### PROVIDED MATERIAL

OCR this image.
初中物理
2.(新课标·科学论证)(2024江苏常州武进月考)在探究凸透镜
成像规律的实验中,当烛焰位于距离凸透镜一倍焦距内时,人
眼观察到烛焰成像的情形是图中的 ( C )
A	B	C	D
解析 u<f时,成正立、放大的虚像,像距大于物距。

### TASK TO CARRY OUT
Please restate the records in full, word for word.

### FINAL ANSWER
OCR this image.
初中物理
2.(新课标·科学论证)(2024江苏常州武进月考)在探究凸透镜
成像规律的实验中,当烛焰位于距离凸透镜一倍焦距内时,人
眼观察到烛焰成像的情形是图中的 ( C )
A	B	C	D
解析 u<f时,成正立、放大的虚像,像距大于物距。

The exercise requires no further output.